» **WHAT TO WORK ON**: Spot each line in the records below where the word "this" occurs, then copy it.

» **EXERCISE DATA**:
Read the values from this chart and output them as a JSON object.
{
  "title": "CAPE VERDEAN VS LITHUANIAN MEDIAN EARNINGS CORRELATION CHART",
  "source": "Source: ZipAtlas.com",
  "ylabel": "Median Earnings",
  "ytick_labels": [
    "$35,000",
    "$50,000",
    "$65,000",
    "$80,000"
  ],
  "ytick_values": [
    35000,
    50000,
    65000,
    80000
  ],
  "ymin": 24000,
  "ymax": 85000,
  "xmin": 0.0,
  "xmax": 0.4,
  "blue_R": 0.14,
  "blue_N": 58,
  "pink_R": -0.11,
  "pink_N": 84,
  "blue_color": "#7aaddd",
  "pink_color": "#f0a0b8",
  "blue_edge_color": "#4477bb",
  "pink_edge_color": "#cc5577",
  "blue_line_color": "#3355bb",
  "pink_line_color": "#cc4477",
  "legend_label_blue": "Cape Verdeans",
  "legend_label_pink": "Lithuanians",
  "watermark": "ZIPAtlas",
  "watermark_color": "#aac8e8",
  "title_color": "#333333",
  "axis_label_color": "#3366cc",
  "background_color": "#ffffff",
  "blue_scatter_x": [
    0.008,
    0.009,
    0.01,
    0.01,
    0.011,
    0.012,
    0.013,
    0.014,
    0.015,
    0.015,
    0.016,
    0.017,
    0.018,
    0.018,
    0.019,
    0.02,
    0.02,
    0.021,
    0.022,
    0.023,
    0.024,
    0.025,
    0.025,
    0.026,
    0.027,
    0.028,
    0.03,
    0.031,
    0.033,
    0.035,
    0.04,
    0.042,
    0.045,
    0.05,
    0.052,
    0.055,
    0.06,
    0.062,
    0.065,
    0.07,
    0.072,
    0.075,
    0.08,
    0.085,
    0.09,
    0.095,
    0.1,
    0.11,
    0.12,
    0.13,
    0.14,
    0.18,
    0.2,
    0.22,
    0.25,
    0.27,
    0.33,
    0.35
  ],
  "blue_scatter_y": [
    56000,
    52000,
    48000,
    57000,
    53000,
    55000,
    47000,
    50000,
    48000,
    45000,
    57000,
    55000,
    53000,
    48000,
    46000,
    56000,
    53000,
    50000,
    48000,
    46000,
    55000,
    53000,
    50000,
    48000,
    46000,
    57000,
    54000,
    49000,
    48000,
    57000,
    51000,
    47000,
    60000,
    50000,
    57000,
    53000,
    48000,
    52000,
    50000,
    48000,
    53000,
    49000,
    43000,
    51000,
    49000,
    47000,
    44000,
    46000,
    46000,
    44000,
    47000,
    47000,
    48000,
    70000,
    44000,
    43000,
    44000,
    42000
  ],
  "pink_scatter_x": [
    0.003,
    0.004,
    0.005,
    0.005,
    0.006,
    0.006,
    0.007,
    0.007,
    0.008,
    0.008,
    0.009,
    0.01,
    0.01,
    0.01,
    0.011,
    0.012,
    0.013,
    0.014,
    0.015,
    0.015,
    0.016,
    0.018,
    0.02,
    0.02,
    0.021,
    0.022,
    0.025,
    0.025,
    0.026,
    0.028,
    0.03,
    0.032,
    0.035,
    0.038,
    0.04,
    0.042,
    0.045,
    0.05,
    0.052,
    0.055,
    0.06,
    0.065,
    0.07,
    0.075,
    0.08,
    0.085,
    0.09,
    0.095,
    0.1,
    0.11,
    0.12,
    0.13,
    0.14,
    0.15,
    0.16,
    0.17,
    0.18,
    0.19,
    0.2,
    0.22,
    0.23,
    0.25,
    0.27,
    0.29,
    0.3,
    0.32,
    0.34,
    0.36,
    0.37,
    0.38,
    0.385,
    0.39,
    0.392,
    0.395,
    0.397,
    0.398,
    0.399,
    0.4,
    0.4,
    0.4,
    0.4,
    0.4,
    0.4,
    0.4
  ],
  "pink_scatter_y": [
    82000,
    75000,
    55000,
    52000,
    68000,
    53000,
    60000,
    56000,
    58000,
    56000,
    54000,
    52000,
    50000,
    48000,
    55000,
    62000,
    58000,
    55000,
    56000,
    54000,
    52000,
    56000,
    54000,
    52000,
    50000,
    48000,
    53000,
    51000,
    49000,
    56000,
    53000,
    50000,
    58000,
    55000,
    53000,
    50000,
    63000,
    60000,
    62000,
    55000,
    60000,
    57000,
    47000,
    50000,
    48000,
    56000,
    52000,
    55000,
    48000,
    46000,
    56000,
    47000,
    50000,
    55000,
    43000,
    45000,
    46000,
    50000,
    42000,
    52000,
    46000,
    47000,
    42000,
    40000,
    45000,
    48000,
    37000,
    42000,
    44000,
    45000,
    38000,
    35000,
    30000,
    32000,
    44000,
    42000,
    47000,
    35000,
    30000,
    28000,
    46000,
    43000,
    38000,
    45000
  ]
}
---
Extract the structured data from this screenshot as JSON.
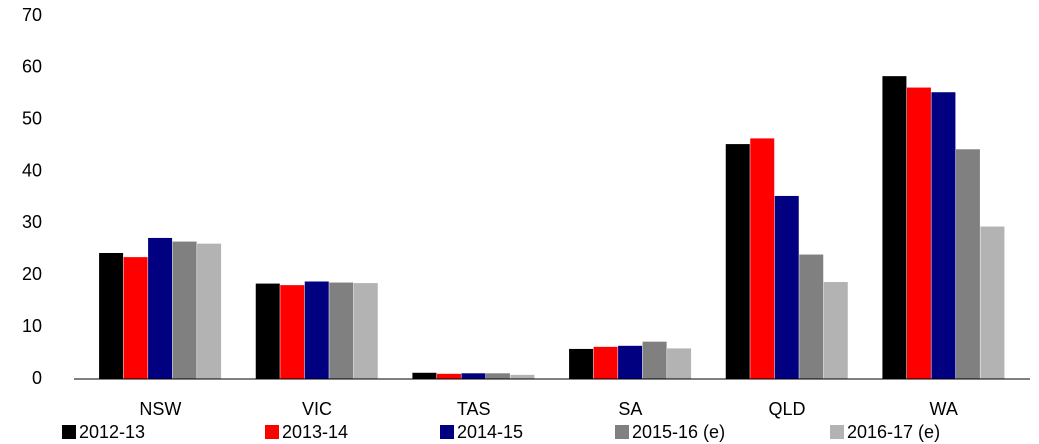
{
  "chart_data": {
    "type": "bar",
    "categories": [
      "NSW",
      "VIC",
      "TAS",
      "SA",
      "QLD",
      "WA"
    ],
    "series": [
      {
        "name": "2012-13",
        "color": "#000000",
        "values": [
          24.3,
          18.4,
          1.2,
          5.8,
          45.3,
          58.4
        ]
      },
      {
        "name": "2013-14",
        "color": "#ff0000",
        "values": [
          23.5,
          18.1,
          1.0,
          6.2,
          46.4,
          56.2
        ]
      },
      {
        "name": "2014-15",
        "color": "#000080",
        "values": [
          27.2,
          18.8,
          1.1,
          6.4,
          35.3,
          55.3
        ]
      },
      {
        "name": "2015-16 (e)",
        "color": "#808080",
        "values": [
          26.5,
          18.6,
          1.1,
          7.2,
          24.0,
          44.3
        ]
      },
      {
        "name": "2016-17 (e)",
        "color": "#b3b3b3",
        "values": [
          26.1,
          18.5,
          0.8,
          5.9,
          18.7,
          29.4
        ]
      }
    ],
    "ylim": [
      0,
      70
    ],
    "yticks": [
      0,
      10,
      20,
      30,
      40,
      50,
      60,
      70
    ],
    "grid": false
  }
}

» **REPLY**:
Read the values from this chart and output them as a JSON object.
Extract the structured data from this screenshot as JSON.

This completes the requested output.